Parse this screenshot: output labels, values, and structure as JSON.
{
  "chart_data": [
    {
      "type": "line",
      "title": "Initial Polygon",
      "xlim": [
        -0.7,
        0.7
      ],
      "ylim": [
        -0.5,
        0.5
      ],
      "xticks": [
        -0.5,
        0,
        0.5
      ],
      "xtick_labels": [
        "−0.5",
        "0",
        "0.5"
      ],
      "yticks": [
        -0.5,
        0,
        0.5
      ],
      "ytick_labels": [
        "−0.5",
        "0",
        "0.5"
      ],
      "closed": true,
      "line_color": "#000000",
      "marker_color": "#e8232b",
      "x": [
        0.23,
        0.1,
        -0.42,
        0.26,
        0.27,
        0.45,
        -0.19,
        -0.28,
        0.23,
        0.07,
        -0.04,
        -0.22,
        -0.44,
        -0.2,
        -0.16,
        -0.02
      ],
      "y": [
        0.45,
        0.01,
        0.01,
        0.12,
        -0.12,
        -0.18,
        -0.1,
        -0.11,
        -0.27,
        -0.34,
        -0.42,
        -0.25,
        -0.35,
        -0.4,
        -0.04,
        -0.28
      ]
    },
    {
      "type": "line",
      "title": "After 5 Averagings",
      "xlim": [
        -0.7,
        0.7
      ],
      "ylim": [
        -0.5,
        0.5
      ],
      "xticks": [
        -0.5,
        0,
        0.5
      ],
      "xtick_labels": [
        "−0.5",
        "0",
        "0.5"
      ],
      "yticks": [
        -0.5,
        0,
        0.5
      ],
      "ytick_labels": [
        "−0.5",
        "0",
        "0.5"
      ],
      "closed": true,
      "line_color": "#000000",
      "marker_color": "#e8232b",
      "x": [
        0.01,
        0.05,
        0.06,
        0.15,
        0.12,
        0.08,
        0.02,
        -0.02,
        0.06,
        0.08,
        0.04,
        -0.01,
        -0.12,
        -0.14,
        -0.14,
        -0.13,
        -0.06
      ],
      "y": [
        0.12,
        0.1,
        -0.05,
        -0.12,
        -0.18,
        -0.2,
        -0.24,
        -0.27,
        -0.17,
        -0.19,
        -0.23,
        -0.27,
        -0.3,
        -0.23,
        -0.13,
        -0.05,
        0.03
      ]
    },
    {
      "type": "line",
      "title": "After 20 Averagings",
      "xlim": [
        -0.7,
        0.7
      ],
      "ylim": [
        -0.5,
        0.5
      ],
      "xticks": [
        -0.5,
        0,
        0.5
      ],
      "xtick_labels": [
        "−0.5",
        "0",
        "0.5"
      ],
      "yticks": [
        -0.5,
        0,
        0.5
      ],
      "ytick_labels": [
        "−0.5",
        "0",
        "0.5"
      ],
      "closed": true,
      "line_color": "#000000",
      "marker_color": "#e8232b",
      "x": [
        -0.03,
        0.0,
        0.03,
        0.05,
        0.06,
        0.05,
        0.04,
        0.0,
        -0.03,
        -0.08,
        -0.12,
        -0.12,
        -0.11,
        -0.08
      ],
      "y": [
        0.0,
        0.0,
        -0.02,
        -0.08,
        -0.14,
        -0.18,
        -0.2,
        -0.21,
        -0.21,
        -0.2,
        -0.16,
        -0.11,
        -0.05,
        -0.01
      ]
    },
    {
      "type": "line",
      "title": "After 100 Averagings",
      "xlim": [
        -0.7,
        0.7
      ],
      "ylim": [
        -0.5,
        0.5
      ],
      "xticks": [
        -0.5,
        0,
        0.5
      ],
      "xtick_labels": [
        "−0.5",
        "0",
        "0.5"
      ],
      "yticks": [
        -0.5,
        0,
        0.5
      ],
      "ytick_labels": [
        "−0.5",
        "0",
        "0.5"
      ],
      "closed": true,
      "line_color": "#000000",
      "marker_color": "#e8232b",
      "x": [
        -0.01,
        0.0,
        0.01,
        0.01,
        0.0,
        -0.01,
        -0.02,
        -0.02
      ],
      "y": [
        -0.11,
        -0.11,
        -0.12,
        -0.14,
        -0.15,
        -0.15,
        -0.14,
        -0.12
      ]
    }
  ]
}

· · · · ·

### CHALLENGE
Reproduce every entry shown above, precisely as it stands.

### WRITTEN ANSWER
Parse this screenshot: output labels, values, and structure as JSON.
{
  "chart_data": [
    {
      "type": "line",
      "title": "Initial Polygon",
      "xlim": [
        -0.7,
        0.7
      ],
      "ylim": [
        -0.5,
        0.5
      ],
      "xticks": [
        -0.5,
        0,
        0.5
      ],
      "xtick_labels": [
        "−0.5",
        "0",
        "0.5"
      ],
      "yticks": [
        -0.5,
        0,
        0.5
      ],
      "ytick_labels": [
        "−0.5",
        "0",
        "0.5"
      ],
      "closed": true,
      "line_color": "#000000",
      "marker_color": "#e8232b",
      "x": [
        0.23,
        0.1,
        -0.42,
        0.26,
        0.27,
        0.45,
        -0.19,
        -0.28,
        0.23,
        0.07,
        -0.04,
        -0.22,
        -0.44,
        -0.2,
        -0.16,
        -0.02
      ],
      "y": [
        0.45,
        0.01,
        0.01,
        0.12,
        -0.12,
        -0.18,
        -0.1,
        -0.11,
        -0.27,
        -0.34,
        -0.42,
        -0.25,
        -0.35,
        -0.4,
        -0.04,
        -0.28
      ]
    },
    {
      "type": "line",
      "title": "After 5 Averagings",
      "xlim": [
        -0.7,
        0.7
      ],
      "ylim": [
        -0.5,
        0.5
      ],
      "xticks": [
        -0.5,
        0,
        0.5
      ],
      "xtick_labels": [
        "−0.5",
        "0",
        "0.5"
      ],
      "yticks": [
        -0.5,
        0,
        0.5
      ],
      "ytick_labels": [
        "−0.5",
        "0",
        "0.5"
      ],
      "closed": true,
      "line_color": "#000000",
      "marker_color": "#e8232b",
      "x": [
        0.01,
        0.05,
        0.06,
        0.15,
        0.12,
        0.08,
        0.02,
        -0.02,
        0.06,
        0.08,
        0.04,
        -0.01,
        -0.12,
        -0.14,
        -0.14,
        -0.13,
        -0.06
      ],
      "y": [
        0.12,
        0.1,
        -0.05,
        -0.12,
        -0.18,
        -0.2,
        -0.24,
        -0.27,
        -0.17,
        -0.19,
        -0.23,
        -0.27,
        -0.3,
        -0.23,
        -0.13,
        -0.05,
        0.03
      ]
    },
    {
      "type": "line",
      "title": "After 20 Averagings",
      "xlim": [
        -0.7,
        0.7
      ],
      "ylim": [
        -0.5,
        0.5
      ],
      "xticks": [
        -0.5,
        0,
        0.5
      ],
      "xtick_labels": [
        "−0.5",
        "0",
        "0.5"
      ],
      "yticks": [
        -0.5,
        0,
        0.5
      ],
      "ytick_labels": [
        "−0.5",
        "0",
        "0.5"
      ],
      "closed": true,
      "line_color": "#000000",
      "marker_color": "#e8232b",
      "x": [
        -0.03,
        0.0,
        0.03,
        0.05,
        0.06,
        0.05,
        0.04,
        0.0,
        -0.03,
        -0.08,
        -0.12,
        -0.12,
        -0.11,
        -0.08
      ],
      "y": [
        0.0,
        0.0,
        -0.02,
        -0.08,
        -0.14,
        -0.18,
        -0.2,
        -0.21,
        -0.21,
        -0.2,
        -0.16,
        -0.11,
        -0.05,
        -0.01
      ]
    },
    {
      "type": "line",
      "title": "After 100 Averagings",
      "xlim": [
        -0.7,
        0.7
      ],
      "ylim": [
        -0.5,
        0.5
      ],
      "xticks": [
        -0.5,
        0,
        0.5
      ],
      "xtick_labels": [
        "−0.5",
        "0",
        "0.5"
      ],
      "yticks": [
        -0.5,
        0,
        0.5
      ],
      "ytick_labels": [
        "−0.5",
        "0",
        "0.5"
      ],
      "closed": true,
      "line_color": "#000000",
      "marker_color": "#e8232b",
      "x": [
        -0.01,
        0.0,
        0.01,
        0.01,
        0.0,
        -0.01,
        -0.02,
        -0.02
      ],
      "y": [
        -0.11,
        -0.11,
        -0.12,
        -0.14,
        -0.15,
        -0.15,
        -0.14,
        -0.12
      ]
    }
  ]
}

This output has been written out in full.